▶ SET EXERCISE
Print every entry word for word, but omit the pictures.

BEGIN STORED ROWS

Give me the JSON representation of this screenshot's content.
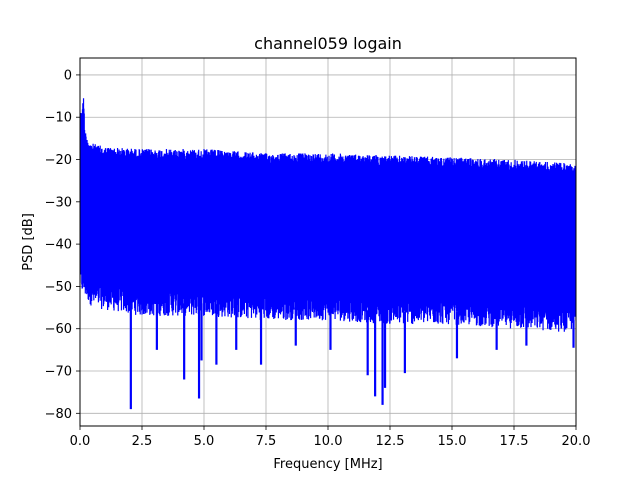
{
  "chart_data": {
    "type": "line",
    "title": "channel059 logain",
    "xlabel": "Frequency [MHz]",
    "ylabel": "PSD [dB]",
    "xlim": [
      0,
      20
    ],
    "ylim": [
      -83,
      4
    ],
    "grid": true,
    "x_ticks": [
      0.0,
      2.5,
      5.0,
      7.5,
      10.0,
      12.5,
      15.0,
      17.5,
      20.0
    ],
    "x_tick_labels": [
      "0.0",
      "2.5",
      "5.0",
      "7.5",
      "10.0",
      "12.5",
      "15.0",
      "17.5",
      "20.0"
    ],
    "y_ticks": [
      0,
      -10,
      -20,
      -30,
      -40,
      -50,
      -60,
      -70,
      -80
    ],
    "y_tick_labels": [
      "0",
      "−10",
      "−20",
      "−30",
      "−40",
      "−50",
      "−60",
      "−70",
      "−80"
    ],
    "series": [
      {
        "color": "#0000ff",
        "upper_envelope": {
          "x": [
            0.0,
            0.15,
            0.2,
            0.4,
            1.0,
            2.5,
            4.0,
            5.0,
            7.5,
            10.0,
            12.5,
            15.0,
            17.5,
            20.0
          ],
          "y": [
            -10,
            -5,
            -13,
            -16,
            -17,
            -17.5,
            -17.5,
            -17.5,
            -18.5,
            -18.5,
            -19,
            -19.5,
            -20,
            -21
          ]
        },
        "lower_envelope": {
          "x": [
            0.0,
            0.5,
            2.5,
            5.0,
            7.5,
            10.0,
            12.5,
            15.0,
            17.5,
            20.0
          ],
          "y": [
            -48,
            -52,
            -54,
            -54,
            -55,
            -55,
            -56,
            -56,
            -57,
            -58
          ]
        },
        "deep_nulls": [
          {
            "x": 2.05,
            "y": -79
          },
          {
            "x": 3.1,
            "y": -65
          },
          {
            "x": 4.2,
            "y": -72
          },
          {
            "x": 4.8,
            "y": -76.5
          },
          {
            "x": 4.9,
            "y": -67.5
          },
          {
            "x": 5.5,
            "y": -68.5
          },
          {
            "x": 6.3,
            "y": -65
          },
          {
            "x": 7.3,
            "y": -68.5
          },
          {
            "x": 8.7,
            "y": -64
          },
          {
            "x": 10.1,
            "y": -65
          },
          {
            "x": 11.6,
            "y": -71
          },
          {
            "x": 11.9,
            "y": -76
          },
          {
            "x": 12.2,
            "y": -78
          },
          {
            "x": 12.3,
            "y": -74
          },
          {
            "x": 13.1,
            "y": -70.5
          },
          {
            "x": 15.2,
            "y": -67
          },
          {
            "x": 16.8,
            "y": -65
          },
          {
            "x": 18.0,
            "y": -64
          },
          {
            "x": 19.9,
            "y": -64.5
          }
        ]
      }
    ]
  }
}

END STORED ROWS

▶ EXERCISE RESPONSE
Give me the JSON representation of this screenshot's content.
{
  "chart_data": {
    "type": "line",
    "title": "channel059 logain",
    "xlabel": "Frequency [MHz]",
    "ylabel": "PSD [dB]",
    "xlim": [
      0,
      20
    ],
    "ylim": [
      -83,
      4
    ],
    "grid": true,
    "x_ticks": [
      0.0,
      2.5,
      5.0,
      7.5,
      10.0,
      12.5,
      15.0,
      17.5,
      20.0
    ],
    "x_tick_labels": [
      "0.0",
      "2.5",
      "5.0",
      "7.5",
      "10.0",
      "12.5",
      "15.0",
      "17.5",
      "20.0"
    ],
    "y_ticks": [
      0,
      -10,
      -20,
      -30,
      -40,
      -50,
      -60,
      -70,
      -80
    ],
    "y_tick_labels": [
      "0",
      "−10",
      "−20",
      "−30",
      "−40",
      "−50",
      "−60",
      "−70",
      "−80"
    ],
    "series": [
      {
        "color": "#0000ff",
        "upper_envelope": {
          "x": [
            0.0,
            0.15,
            0.2,
            0.4,
            1.0,
            2.5,
            4.0,
            5.0,
            7.5,
            10.0,
            12.5,
            15.0,
            17.5,
            20.0
          ],
          "y": [
            -10,
            -5,
            -13,
            -16,
            -17,
            -17.5,
            -17.5,
            -17.5,
            -18.5,
            -18.5,
            -19,
            -19.5,
            -20,
            -21
          ]
        },
        "lower_envelope": {
          "x": [
            0.0,
            0.5,
            2.5,
            5.0,
            7.5,
            10.0,
            12.5,
            15.0,
            17.5,
            20.0
          ],
          "y": [
            -48,
            -52,
            -54,
            -54,
            -55,
            -55,
            -56,
            -56,
            -57,
            -58
          ]
        },
        "deep_nulls": [
          {
            "x": 2.05,
            "y": -79
          },
          {
            "x": 3.1,
            "y": -65
          },
          {
            "x": 4.2,
            "y": -72
          },
          {
            "x": 4.8,
            "y": -76.5
          },
          {
            "x": 4.9,
            "y": -67.5
          },
          {
            "x": 5.5,
            "y": -68.5
          },
          {
            "x": 6.3,
            "y": -65
          },
          {
            "x": 7.3,
            "y": -68.5
          },
          {
            "x": 8.7,
            "y": -64
          },
          {
            "x": 10.1,
            "y": -65
          },
          {
            "x": 11.6,
            "y": -71
          },
          {
            "x": 11.9,
            "y": -76
          },
          {
            "x": 12.2,
            "y": -78
          },
          {
            "x": 12.3,
            "y": -74
          },
          {
            "x": 13.1,
            "y": -70.5
          },
          {
            "x": 15.2,
            "y": -67
          },
          {
            "x": 16.8,
            "y": -65
          },
          {
            "x": 18.0,
            "y": -64
          },
          {
            "x": 19.9,
            "y": -64.5
          }
        ]
      }
    ]
  }
}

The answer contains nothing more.